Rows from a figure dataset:
########################################

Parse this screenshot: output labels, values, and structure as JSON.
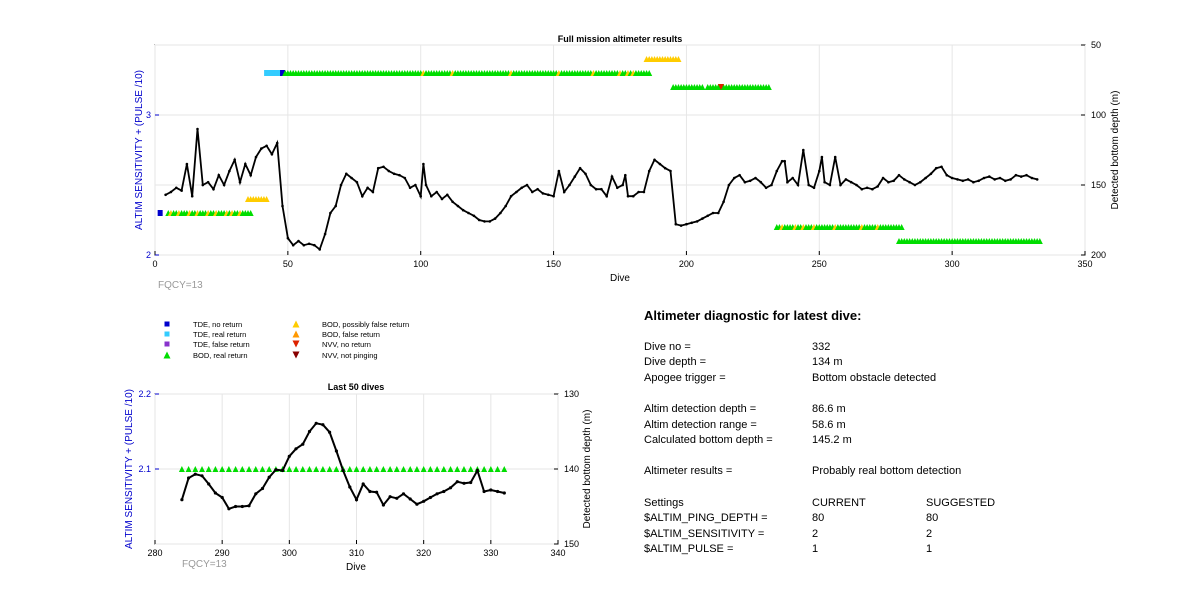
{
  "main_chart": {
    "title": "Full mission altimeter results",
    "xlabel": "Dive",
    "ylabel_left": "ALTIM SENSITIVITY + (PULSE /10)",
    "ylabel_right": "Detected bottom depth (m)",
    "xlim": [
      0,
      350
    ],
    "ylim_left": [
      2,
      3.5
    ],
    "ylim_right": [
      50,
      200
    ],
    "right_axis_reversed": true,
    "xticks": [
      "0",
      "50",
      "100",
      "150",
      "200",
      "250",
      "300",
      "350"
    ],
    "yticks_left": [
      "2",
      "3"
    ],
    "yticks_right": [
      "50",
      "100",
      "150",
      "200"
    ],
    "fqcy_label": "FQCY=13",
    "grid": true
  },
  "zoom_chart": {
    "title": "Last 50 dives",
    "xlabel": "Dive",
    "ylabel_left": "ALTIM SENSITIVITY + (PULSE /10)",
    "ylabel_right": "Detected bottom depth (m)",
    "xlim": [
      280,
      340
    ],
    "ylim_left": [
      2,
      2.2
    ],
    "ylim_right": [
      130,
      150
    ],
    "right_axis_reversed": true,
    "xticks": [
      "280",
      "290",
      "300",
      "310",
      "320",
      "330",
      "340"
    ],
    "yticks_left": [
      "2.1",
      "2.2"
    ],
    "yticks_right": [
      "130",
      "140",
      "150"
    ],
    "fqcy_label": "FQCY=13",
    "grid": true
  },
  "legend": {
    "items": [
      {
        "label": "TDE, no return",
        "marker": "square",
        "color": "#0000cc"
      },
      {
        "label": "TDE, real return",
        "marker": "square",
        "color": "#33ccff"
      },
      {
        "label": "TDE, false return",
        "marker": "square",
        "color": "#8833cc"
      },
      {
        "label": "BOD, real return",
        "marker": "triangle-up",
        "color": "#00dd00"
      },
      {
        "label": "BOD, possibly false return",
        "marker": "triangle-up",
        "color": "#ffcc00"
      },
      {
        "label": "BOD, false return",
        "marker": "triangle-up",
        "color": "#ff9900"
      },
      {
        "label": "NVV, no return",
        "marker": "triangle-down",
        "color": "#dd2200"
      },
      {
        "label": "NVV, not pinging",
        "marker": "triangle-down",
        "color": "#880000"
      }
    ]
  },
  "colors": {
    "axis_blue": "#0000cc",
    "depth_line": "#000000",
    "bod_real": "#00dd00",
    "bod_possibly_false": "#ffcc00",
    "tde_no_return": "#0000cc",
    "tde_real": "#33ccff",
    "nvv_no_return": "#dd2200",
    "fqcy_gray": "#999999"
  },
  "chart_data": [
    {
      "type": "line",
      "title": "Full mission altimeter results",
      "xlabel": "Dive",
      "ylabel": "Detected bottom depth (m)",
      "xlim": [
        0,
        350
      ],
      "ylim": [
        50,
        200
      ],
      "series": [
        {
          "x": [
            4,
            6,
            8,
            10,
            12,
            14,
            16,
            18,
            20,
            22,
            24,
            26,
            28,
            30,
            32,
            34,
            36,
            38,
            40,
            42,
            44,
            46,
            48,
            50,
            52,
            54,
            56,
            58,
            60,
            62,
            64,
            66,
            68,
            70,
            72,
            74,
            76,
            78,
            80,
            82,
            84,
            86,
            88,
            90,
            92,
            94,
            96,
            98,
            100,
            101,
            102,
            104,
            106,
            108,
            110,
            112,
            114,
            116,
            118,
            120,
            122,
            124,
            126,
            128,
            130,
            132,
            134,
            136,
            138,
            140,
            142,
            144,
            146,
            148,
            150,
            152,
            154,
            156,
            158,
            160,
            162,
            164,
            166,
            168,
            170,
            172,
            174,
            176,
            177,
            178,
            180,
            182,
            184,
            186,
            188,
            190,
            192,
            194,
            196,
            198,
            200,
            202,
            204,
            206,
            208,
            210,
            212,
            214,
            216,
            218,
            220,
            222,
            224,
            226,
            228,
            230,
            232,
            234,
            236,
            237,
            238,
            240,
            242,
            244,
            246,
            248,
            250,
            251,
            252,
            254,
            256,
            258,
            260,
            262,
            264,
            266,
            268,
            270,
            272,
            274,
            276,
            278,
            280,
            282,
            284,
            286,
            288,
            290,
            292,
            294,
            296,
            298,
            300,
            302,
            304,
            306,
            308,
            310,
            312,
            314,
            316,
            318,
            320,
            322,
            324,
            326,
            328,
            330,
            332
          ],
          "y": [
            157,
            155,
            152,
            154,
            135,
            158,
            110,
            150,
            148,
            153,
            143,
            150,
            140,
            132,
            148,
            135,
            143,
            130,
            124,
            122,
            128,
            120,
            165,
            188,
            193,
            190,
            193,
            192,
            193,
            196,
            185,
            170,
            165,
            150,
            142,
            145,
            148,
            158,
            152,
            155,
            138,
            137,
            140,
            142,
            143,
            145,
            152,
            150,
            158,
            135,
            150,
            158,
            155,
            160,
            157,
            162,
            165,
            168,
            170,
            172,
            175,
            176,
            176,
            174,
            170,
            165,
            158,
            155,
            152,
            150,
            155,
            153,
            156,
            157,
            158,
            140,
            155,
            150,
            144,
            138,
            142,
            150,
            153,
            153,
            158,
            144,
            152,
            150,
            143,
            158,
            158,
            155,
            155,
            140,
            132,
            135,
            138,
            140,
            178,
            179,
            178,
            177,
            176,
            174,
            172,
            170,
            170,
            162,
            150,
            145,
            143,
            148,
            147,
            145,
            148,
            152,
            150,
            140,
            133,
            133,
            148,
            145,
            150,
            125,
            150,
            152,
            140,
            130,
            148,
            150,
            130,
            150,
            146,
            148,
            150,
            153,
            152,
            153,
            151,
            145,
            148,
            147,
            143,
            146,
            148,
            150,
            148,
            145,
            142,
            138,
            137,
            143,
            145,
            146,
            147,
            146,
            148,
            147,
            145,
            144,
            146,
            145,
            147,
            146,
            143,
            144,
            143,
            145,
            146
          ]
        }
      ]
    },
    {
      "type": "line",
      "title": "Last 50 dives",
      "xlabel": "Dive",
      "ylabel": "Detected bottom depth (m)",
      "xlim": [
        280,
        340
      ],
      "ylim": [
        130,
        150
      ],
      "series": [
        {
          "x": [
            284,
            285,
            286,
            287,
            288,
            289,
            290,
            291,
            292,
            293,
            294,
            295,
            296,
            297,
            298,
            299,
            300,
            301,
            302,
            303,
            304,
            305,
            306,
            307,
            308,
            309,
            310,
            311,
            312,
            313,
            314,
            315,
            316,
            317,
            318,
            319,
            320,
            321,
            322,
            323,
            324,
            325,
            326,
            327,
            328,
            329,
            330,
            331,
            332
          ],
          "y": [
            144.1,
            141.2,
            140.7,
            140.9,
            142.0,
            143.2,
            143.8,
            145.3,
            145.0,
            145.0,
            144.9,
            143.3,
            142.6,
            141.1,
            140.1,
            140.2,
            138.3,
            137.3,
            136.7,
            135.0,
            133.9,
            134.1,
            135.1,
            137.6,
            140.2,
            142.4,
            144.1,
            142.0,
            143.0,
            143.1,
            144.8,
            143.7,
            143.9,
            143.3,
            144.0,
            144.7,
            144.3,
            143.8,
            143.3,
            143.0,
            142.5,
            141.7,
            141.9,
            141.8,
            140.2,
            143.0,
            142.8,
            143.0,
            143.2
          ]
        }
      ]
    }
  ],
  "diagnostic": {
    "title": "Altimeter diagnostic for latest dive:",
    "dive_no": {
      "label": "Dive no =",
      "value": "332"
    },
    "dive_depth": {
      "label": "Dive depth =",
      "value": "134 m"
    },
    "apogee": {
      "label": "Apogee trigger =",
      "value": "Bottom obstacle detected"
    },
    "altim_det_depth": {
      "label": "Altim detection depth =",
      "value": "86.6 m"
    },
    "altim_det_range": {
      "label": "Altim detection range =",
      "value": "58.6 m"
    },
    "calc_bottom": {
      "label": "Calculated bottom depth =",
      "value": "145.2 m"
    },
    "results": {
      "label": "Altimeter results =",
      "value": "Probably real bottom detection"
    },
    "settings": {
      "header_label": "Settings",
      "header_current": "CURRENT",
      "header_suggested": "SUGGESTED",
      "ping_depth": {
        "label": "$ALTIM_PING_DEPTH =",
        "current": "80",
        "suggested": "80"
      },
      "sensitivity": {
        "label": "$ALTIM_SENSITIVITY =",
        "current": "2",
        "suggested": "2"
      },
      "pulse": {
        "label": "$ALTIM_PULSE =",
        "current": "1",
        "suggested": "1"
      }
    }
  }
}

########################################

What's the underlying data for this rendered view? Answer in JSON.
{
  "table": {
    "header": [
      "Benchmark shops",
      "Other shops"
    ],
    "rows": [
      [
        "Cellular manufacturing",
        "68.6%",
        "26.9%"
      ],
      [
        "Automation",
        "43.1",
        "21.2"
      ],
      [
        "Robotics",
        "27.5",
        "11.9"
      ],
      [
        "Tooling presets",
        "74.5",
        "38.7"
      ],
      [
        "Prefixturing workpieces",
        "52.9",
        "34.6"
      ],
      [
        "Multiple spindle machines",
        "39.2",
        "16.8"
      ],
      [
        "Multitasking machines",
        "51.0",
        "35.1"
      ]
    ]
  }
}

########################################

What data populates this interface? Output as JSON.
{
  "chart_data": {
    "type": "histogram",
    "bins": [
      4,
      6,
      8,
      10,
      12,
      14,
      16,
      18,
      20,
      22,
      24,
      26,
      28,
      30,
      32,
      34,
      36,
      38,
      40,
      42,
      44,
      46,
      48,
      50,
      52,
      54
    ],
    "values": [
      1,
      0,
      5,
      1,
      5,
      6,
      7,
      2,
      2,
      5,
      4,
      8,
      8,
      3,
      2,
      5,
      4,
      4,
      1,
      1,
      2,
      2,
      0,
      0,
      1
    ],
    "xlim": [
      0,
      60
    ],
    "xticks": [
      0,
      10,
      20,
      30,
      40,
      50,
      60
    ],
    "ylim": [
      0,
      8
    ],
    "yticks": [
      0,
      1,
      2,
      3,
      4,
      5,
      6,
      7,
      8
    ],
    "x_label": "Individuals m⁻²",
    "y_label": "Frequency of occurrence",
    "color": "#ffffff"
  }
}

########################################

Identify every line where the string "values" appears.

#### EXPECTED ANSWER:
Parse this screenshot: output labels, values, and structure as JSON.
    "values": [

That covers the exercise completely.